--- Start of Listed records ---

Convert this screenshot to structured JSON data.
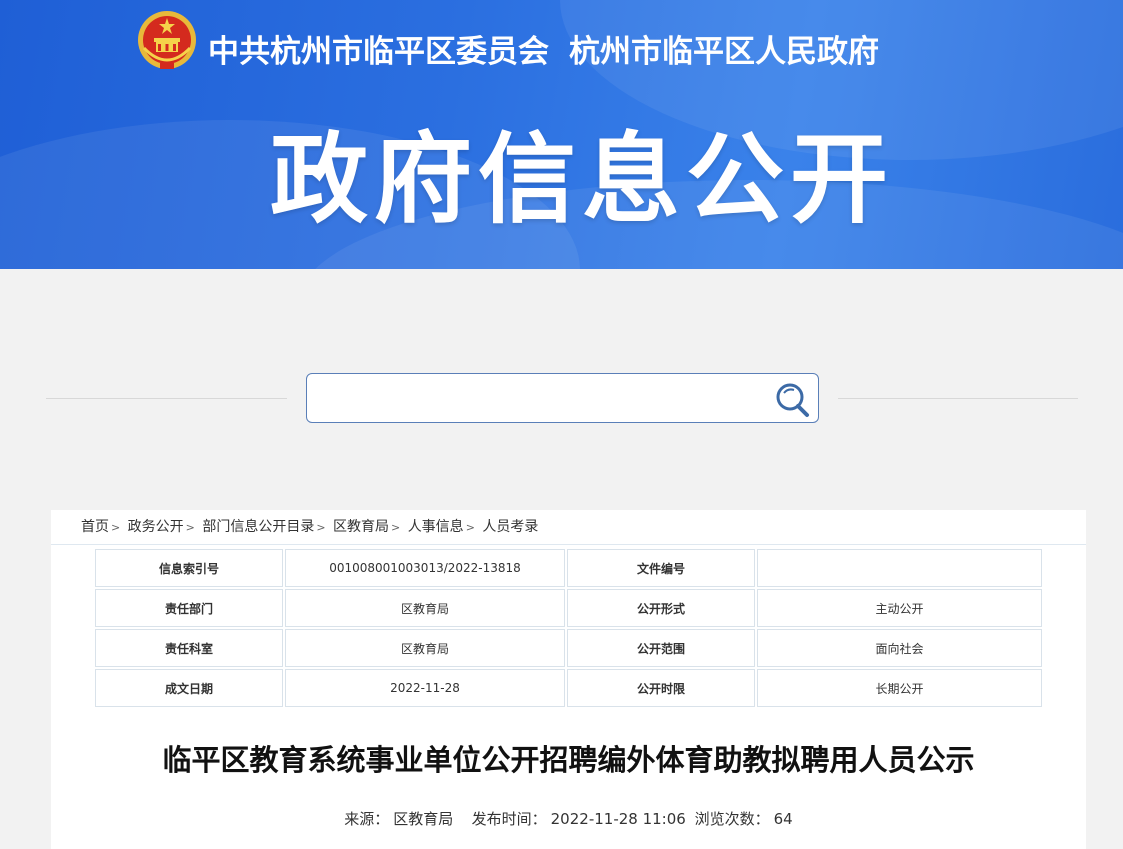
{
  "header": {
    "org_party": "中共杭州市临平区委员会",
    "org_gov": "杭州市临平区人民政府",
    "big_title": "政府信息公开",
    "brand_color": "#2b6fe0"
  },
  "search": {
    "placeholder": "",
    "icon": "search-icon"
  },
  "breadcrumb": [
    "首页",
    "政务公开",
    "部门信息公开目录",
    "区教育局",
    "人事信息",
    "人员考录"
  ],
  "meta_table": [
    {
      "k1": "信息索引号",
      "v1": "001008001003013/2022-13818",
      "k2": "文件编号",
      "v2": ""
    },
    {
      "k1": "责任部门",
      "v1": "区教育局",
      "k2": "公开形式",
      "v2": "主动公开"
    },
    {
      "k1": "责任科室",
      "v1": "区教育局",
      "k2": "公开范围",
      "v2": "面向社会"
    },
    {
      "k1": "成文日期",
      "v1": "2022-11-28",
      "k2": "公开时限",
      "v2": "长期公开"
    }
  ],
  "article": {
    "title": "临平区教育系统事业单位公开招聘编外体育助教拟聘用人员公示",
    "source_label": "来源：",
    "source": "区教育局",
    "time_label": "发布时间：",
    "time": "2022-11-28 11:06",
    "views_label": "浏览次数：",
    "views": "64"
  }
}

--- End of Listed records ---

» What you should do
Make an exact copy of every entry above, minus the images.

» Finished answer
Convert this screenshot to structured JSON data.
{
  "header": {
    "org_party": "中共杭州市临平区委员会",
    "org_gov": "杭州市临平区人民政府",
    "big_title": "政府信息公开",
    "brand_color": "#2b6fe0"
  },
  "search": {
    "placeholder": "",
    "icon": "search-icon"
  },
  "breadcrumb": [
    "首页",
    "政务公开",
    "部门信息公开目录",
    "区教育局",
    "人事信息",
    "人员考录"
  ],
  "meta_table": [
    {
      "k1": "信息索引号",
      "v1": "001008001003013/2022-13818",
      "k2": "文件编号",
      "v2": ""
    },
    {
      "k1": "责任部门",
      "v1": "区教育局",
      "k2": "公开形式",
      "v2": "主动公开"
    },
    {
      "k1": "责任科室",
      "v1": "区教育局",
      "k2": "公开范围",
      "v2": "面向社会"
    },
    {
      "k1": "成文日期",
      "v1": "2022-11-28",
      "k2": "公开时限",
      "v2": "长期公开"
    }
  ],
  "article": {
    "title": "临平区教育系统事业单位公开招聘编外体育助教拟聘用人员公示",
    "source_label": "来源：",
    "source": "区教育局",
    "time_label": "发布时间：",
    "time": "2022-11-28 11:06",
    "views_label": "浏览次数：",
    "views": "64"
  }
}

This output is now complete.